▶ [WHAT YOU WILL DO]:
Where in the records does the word "color" appear? Copy each line that holds it.

▶ [MATERIAL FOR THIS EXERCISE]:
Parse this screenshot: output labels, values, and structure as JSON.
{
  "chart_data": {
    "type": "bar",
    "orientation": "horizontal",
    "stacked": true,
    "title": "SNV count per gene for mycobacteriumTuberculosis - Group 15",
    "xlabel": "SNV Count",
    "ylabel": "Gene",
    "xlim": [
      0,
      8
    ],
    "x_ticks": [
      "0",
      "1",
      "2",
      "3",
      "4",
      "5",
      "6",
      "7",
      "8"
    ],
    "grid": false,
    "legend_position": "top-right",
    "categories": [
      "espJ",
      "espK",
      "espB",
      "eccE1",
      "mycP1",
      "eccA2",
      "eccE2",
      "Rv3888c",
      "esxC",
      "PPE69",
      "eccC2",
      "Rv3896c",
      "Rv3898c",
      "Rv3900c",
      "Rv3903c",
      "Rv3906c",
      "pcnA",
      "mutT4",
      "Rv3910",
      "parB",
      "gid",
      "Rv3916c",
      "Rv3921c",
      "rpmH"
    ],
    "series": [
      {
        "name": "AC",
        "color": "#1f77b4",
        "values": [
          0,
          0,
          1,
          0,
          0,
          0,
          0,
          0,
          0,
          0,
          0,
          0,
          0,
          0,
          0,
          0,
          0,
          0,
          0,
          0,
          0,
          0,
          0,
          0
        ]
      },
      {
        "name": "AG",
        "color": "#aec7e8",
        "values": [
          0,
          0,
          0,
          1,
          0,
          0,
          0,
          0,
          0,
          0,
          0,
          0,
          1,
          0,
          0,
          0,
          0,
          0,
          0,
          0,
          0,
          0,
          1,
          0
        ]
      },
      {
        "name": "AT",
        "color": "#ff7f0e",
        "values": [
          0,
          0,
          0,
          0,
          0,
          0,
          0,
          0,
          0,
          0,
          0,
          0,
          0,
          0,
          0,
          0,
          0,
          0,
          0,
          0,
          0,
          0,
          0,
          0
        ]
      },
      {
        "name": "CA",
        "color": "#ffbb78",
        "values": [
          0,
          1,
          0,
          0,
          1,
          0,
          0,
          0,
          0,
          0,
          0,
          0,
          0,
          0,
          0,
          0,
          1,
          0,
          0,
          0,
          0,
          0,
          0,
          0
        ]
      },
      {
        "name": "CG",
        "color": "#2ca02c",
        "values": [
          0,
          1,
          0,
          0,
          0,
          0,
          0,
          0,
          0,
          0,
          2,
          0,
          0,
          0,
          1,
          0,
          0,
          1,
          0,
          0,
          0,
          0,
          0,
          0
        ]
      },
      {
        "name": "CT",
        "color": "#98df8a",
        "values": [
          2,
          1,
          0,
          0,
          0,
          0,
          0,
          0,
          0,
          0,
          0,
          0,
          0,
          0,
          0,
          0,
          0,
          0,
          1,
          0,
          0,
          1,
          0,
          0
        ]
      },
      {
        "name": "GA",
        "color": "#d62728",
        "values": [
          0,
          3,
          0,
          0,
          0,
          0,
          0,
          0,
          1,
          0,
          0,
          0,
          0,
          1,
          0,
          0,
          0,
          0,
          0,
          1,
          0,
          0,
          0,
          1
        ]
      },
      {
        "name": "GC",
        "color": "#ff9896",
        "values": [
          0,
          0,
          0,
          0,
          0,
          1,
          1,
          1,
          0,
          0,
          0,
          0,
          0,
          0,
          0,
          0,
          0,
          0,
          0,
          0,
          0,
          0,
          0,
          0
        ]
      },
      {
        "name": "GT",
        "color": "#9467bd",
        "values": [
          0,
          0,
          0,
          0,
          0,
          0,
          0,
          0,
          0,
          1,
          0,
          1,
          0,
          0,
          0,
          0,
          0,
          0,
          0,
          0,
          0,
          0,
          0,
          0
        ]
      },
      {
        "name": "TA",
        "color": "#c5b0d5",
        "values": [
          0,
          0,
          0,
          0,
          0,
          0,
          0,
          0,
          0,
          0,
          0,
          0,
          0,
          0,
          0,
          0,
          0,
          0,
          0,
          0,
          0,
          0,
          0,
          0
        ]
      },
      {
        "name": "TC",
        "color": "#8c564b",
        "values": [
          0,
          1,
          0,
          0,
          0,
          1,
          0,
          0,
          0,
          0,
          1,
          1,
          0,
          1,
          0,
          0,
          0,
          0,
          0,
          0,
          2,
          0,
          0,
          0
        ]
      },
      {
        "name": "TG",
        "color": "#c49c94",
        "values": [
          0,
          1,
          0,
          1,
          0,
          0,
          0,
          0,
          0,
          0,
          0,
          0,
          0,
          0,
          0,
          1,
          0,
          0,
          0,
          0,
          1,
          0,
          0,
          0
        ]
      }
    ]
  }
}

▶ [TASK OUTPUT]:
        "color": "#1f77b4",
        "color": "#aec7e8",
        "color": "#ff7f0e",
        "color": "#ffbb78",
        "color": "#2ca02c",
        "color": "#98df8a",
        "color": "#d62728",
        "color": "#ff9896",
        "color": "#9467bd",
        "color": "#c5b0d5",
        "color": "#8c564b",
        "color": "#c49c94",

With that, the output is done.